- **Your instructions**:
Copy out each line of the material below that holds the string "with".

— start Given entries —

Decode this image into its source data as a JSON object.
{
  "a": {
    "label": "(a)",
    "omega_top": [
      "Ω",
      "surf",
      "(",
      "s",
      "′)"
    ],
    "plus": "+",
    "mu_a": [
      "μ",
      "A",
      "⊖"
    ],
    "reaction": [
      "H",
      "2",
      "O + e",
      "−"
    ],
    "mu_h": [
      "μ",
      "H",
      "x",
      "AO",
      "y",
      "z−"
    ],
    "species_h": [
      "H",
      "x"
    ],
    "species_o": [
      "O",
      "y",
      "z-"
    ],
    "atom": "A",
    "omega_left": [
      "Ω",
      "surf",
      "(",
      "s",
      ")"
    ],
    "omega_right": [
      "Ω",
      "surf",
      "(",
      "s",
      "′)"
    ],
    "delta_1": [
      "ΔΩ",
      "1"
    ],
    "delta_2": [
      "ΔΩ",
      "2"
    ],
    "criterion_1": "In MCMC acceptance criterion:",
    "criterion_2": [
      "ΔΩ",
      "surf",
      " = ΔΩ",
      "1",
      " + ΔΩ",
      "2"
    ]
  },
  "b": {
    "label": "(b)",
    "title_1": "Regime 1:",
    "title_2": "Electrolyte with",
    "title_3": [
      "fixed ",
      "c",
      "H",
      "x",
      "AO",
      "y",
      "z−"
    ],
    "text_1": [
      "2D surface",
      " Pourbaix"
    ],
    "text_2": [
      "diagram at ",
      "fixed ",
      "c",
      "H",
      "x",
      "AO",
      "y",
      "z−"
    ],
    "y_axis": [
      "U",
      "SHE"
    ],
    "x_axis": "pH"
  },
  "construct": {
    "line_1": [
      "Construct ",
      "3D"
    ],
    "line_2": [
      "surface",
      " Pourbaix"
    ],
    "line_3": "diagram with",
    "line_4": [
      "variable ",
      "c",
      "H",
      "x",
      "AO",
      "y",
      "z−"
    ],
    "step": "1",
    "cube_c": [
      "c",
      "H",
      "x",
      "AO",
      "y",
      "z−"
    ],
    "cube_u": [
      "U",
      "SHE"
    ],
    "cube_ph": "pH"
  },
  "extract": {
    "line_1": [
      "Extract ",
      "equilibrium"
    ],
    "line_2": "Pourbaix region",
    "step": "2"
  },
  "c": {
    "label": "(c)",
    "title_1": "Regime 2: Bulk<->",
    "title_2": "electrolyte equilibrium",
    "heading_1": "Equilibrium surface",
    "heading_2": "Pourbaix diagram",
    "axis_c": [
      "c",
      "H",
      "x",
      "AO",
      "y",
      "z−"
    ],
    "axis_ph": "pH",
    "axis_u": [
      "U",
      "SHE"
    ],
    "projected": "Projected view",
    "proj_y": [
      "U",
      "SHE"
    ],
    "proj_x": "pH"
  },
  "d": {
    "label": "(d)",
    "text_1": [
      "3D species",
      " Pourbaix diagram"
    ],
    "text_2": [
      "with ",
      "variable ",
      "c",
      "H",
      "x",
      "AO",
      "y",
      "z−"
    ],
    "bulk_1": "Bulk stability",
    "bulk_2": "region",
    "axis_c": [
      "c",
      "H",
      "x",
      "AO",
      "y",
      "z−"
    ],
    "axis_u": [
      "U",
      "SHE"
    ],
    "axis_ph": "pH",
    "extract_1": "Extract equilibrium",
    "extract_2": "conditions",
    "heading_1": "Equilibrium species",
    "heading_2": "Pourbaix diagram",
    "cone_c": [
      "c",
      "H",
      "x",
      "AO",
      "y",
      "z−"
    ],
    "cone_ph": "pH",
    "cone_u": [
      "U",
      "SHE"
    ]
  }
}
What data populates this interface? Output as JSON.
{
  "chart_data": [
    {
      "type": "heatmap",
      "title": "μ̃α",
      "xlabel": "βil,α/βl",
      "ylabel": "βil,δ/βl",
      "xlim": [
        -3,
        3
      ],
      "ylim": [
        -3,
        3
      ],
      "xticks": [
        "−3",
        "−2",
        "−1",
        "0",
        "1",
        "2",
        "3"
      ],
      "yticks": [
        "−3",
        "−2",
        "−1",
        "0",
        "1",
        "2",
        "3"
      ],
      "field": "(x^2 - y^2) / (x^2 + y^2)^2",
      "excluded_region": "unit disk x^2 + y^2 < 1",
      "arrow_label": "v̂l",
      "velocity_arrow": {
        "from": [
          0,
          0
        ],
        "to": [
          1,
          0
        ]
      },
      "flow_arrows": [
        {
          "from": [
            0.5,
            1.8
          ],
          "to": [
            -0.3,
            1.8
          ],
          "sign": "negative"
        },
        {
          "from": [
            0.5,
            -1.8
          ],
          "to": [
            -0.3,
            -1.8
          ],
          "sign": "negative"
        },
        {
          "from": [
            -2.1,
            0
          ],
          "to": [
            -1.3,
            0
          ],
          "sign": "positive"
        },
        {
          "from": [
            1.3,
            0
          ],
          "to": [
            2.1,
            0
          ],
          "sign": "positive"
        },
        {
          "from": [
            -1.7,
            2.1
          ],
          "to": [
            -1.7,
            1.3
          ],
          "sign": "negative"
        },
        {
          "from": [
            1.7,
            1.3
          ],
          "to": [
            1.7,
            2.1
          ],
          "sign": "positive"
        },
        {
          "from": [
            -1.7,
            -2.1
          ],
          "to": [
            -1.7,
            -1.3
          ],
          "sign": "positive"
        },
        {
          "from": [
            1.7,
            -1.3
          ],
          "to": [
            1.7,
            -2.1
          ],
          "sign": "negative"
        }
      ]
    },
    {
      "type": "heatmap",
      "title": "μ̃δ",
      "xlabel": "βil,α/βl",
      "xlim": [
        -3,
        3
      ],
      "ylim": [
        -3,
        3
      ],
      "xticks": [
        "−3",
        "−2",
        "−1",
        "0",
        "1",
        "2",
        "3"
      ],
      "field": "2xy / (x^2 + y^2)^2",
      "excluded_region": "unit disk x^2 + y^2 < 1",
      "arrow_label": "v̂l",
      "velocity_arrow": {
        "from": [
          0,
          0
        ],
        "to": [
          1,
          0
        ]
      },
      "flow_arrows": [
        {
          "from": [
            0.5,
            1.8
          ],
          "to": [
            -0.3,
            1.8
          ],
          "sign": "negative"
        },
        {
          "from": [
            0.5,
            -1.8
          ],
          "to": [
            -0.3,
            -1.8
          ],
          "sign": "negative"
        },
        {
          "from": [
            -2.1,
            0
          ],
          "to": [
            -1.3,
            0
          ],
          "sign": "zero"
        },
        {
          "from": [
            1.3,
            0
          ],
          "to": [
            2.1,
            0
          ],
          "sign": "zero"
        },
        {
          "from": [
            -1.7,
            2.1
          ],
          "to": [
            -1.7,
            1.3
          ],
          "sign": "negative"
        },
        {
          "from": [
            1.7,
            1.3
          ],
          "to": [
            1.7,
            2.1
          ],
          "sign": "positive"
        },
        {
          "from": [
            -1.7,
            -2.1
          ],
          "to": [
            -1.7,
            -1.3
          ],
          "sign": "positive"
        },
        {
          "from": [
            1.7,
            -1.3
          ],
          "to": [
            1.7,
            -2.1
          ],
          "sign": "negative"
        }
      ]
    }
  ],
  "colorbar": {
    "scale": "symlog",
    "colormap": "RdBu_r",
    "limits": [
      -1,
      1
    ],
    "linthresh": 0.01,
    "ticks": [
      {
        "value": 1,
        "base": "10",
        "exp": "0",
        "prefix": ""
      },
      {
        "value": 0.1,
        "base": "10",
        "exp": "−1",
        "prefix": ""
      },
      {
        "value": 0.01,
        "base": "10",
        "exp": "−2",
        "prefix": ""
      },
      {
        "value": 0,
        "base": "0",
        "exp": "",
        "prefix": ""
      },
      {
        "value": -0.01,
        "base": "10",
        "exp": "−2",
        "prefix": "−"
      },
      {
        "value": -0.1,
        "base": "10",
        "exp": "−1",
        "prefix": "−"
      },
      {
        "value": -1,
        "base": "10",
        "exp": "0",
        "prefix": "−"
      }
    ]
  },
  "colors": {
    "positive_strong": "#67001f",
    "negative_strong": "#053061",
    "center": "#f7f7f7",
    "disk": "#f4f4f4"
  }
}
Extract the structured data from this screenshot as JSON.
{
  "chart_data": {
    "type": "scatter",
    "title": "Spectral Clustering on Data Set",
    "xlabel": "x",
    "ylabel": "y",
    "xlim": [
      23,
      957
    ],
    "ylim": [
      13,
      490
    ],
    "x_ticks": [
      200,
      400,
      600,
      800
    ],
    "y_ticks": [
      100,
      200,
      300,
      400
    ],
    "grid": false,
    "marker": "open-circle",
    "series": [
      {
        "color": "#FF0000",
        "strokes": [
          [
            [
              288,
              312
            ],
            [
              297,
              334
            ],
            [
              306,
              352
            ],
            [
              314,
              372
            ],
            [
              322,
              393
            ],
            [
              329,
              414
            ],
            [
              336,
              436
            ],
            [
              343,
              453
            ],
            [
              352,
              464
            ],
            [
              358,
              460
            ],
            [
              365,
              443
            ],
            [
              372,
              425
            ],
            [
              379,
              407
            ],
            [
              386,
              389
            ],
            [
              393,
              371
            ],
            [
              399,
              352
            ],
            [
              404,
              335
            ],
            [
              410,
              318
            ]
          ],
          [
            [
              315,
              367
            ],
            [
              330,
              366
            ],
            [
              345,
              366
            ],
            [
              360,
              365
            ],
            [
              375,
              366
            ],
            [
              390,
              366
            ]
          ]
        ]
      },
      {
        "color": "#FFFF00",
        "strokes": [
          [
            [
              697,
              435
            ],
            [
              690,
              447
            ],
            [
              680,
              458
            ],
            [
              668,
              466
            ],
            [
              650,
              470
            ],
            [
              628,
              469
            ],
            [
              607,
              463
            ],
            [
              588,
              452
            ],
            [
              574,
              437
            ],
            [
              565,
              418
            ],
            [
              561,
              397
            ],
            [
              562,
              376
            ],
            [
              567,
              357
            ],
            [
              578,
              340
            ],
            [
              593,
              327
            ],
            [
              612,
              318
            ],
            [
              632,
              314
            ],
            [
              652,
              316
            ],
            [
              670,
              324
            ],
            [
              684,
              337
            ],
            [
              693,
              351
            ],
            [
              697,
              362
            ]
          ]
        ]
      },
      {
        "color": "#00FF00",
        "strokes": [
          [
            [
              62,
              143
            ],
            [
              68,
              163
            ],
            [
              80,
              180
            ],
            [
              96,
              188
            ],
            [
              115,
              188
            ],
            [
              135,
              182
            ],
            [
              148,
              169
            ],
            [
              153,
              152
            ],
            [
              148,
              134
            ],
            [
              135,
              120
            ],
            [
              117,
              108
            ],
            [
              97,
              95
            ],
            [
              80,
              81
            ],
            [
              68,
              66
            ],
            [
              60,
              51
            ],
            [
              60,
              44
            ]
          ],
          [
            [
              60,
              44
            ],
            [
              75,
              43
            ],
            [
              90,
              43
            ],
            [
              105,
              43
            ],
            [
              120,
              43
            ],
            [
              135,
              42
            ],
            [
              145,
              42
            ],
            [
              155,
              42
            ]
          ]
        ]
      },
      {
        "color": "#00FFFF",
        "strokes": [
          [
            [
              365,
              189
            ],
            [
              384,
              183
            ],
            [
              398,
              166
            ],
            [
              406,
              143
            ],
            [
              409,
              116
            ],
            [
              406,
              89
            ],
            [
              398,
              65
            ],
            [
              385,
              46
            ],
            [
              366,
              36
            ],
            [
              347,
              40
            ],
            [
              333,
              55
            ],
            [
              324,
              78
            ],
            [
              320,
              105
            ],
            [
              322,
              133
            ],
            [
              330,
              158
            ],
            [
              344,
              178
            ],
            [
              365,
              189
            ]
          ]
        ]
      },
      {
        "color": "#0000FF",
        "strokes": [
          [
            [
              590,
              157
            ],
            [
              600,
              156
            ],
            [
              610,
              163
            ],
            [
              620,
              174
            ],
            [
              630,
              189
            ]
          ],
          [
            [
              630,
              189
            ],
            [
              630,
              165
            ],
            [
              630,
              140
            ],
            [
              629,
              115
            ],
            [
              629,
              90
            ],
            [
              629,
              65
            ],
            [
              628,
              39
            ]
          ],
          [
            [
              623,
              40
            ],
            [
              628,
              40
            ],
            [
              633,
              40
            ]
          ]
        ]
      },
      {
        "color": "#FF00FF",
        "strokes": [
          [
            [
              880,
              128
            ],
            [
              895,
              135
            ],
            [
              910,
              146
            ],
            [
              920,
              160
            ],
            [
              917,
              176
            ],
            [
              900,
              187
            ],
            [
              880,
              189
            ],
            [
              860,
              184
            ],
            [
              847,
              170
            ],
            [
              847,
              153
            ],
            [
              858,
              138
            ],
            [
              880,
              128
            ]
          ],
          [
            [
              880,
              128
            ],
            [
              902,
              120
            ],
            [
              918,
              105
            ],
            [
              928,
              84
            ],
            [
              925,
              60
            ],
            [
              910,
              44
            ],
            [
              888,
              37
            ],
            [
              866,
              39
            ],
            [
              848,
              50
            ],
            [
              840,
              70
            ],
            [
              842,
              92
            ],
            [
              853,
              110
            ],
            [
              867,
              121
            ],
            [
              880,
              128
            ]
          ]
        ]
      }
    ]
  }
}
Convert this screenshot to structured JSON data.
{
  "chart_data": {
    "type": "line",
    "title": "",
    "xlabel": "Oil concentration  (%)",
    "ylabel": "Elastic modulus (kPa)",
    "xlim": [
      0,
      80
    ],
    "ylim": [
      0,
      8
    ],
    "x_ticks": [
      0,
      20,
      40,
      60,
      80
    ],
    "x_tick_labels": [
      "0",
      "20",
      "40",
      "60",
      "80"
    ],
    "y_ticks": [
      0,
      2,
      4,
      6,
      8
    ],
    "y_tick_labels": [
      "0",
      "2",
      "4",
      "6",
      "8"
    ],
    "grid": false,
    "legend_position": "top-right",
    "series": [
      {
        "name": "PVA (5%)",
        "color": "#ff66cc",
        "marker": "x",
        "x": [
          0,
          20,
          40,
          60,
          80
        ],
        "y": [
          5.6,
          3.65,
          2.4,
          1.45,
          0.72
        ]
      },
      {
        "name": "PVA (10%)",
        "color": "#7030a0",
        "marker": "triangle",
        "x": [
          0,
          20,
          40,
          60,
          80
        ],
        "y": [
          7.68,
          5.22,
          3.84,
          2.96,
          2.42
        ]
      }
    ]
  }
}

— end Given entries —

- **Task answer**:
    "title_2": "Electrolyte with",
    "line_3": "diagram with",
      "with ",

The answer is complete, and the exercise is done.